[WHAT TO DO]
Your task is to print every entry below exactly as given.

[DATA TO PROCESS]
↓

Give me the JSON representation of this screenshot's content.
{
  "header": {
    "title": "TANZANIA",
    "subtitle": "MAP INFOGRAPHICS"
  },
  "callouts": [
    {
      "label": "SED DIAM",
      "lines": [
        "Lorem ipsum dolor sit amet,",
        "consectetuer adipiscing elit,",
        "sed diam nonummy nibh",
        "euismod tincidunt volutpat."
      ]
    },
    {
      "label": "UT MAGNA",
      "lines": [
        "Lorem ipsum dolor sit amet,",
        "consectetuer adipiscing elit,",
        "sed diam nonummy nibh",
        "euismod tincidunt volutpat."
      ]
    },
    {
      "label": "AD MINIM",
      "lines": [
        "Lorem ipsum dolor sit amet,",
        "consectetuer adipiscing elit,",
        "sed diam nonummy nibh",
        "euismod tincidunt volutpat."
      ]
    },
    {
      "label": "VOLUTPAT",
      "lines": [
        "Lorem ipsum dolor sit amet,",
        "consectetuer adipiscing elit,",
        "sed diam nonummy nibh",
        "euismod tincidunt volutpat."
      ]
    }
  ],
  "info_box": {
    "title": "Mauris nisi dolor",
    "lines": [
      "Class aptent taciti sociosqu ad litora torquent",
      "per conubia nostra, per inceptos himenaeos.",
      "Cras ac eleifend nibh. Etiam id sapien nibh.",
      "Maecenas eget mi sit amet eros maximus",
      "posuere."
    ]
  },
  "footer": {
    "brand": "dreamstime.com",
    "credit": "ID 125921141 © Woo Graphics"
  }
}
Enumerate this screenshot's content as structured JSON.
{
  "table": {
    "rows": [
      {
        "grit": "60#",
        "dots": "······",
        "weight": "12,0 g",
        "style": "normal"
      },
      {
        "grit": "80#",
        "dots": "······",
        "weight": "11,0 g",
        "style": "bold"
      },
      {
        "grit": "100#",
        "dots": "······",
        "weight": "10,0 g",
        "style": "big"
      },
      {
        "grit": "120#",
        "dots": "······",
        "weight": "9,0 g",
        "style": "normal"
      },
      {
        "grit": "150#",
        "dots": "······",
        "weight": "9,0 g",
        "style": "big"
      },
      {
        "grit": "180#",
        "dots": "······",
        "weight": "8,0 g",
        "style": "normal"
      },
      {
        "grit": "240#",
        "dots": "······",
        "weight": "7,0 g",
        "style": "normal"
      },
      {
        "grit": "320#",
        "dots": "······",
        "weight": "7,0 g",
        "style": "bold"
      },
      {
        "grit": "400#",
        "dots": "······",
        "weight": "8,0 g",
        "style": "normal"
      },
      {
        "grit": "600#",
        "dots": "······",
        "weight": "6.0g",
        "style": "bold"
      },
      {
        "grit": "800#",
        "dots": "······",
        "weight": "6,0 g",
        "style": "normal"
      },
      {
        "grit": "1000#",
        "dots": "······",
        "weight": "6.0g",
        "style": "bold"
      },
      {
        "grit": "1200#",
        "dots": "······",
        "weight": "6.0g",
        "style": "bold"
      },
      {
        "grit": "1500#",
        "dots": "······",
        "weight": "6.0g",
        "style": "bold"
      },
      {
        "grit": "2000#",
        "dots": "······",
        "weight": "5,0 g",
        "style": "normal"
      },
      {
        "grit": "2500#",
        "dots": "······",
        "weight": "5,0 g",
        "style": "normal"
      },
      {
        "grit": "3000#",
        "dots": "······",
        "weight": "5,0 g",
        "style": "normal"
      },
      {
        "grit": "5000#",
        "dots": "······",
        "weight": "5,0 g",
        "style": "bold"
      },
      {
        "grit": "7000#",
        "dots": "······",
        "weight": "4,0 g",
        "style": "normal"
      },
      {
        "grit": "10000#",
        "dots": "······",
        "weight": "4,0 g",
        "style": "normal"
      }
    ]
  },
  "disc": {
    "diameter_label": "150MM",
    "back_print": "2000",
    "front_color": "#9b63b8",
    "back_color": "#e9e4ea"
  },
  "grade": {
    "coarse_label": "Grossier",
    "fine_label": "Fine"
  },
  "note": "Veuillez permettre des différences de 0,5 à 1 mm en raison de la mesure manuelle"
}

↑

[TASK RESPONSE]
Give me the JSON representation of this screenshot's content.
{
  "header": {
    "title": "TANZANIA",
    "subtitle": "MAP INFOGRAPHICS"
  },
  "callouts": [
    {
      "label": "SED DIAM",
      "lines": [
        "Lorem ipsum dolor sit amet,",
        "consectetuer adipiscing elit,",
        "sed diam nonummy nibh",
        "euismod tincidunt volutpat."
      ]
    },
    {
      "label": "UT MAGNA",
      "lines": [
        "Lorem ipsum dolor sit amet,",
        "consectetuer adipiscing elit,",
        "sed diam nonummy nibh",
        "euismod tincidunt volutpat."
      ]
    },
    {
      "label": "AD MINIM",
      "lines": [
        "Lorem ipsum dolor sit amet,",
        "consectetuer adipiscing elit,",
        "sed diam nonummy nibh",
        "euismod tincidunt volutpat."
      ]
    },
    {
      "label": "VOLUTPAT",
      "lines": [
        "Lorem ipsum dolor sit amet,",
        "consectetuer adipiscing elit,",
        "sed diam nonummy nibh",
        "euismod tincidunt volutpat."
      ]
    }
  ],
  "info_box": {
    "title": "Mauris nisi dolor",
    "lines": [
      "Class aptent taciti sociosqu ad litora torquent",
      "per conubia nostra, per inceptos himenaeos.",
      "Cras ac eleifend nibh. Etiam id sapien nibh.",
      "Maecenas eget mi sit amet eros maximus",
      "posuere."
    ]
  },
  "footer": {
    "brand": "dreamstime.com",
    "credit": "ID 125921141 © Woo Graphics"
  }
}
Enumerate this screenshot's content as structured JSON.
{
  "table": {
    "rows": [
      {
        "grit": "60#",
        "dots": "······",
        "weight": "12,0 g",
        "style": "normal"
      },
      {
        "grit": "80#",
        "dots": "······",
        "weight": "11,0 g",
        "style": "bold"
      },
      {
        "grit": "100#",
        "dots": "······",
        "weight": "10,0 g",
        "style": "big"
      },
      {
        "grit": "120#",
        "dots": "······",
        "weight": "9,0 g",
        "style": "normal"
      },
      {
        "grit": "150#",
        "dots": "······",
        "weight": "9,0 g",
        "style": "big"
      },
      {
        "grit": "180#",
        "dots": "······",
        "weight": "8,0 g",
        "style": "normal"
      },
      {
        "grit": "240#",
        "dots": "······",
        "weight": "7,0 g",
        "style": "normal"
      },
      {
        "grit": "320#",
        "dots": "······",
        "weight": "7,0 g",
        "style": "bold"
      },
      {
        "grit": "400#",
        "dots": "······",
        "weight": "8,0 g",
        "style": "normal"
      },
      {
        "grit": "600#",
        "dots": "······",
        "weight": "6.0g",
        "style": "bold"
      },
      {
        "grit": "800#",
        "dots": "······",
        "weight": "6,0 g",
        "style": "normal"
      },
      {
        "grit": "1000#",
        "dots": "······",
        "weight": "6.0g",
        "style": "bold"
      },
      {
        "grit": "1200#",
        "dots": "······",
        "weight": "6.0g",
        "style": "bold"
      },
      {
        "grit": "1500#",
        "dots": "······",
        "weight": "6.0g",
        "style": "bold"
      },
      {
        "grit": "2000#",
        "dots": "······",
        "weight": "5,0 g",
        "style": "normal"
      },
      {
        "grit": "2500#",
        "dots": "······",
        "weight": "5,0 g",
        "style": "normal"
      },
      {
        "grit": "3000#",
        "dots": "······",
        "weight": "5,0 g",
        "style": "normal"
      },
      {
        "grit": "5000#",
        "dots": "······",
        "weight": "5,0 g",
        "style": "bold"
      },
      {
        "grit": "7000#",
        "dots": "······",
        "weight": "4,0 g",
        "style": "normal"
      },
      {
        "grit": "10000#",
        "dots": "······",
        "weight": "4,0 g",
        "style": "normal"
      }
    ]
  },
  "disc": {
    "diameter_label": "150MM",
    "back_print": "2000",
    "front_color": "#9b63b8",
    "back_color": "#e9e4ea"
  },
  "grade": {
    "coarse_label": "Grossier",
    "fine_label": "Fine"
  },
  "note": "Veuillez permettre des différences de 0,5 à 1 mm en raison de la mesure manuelle"
}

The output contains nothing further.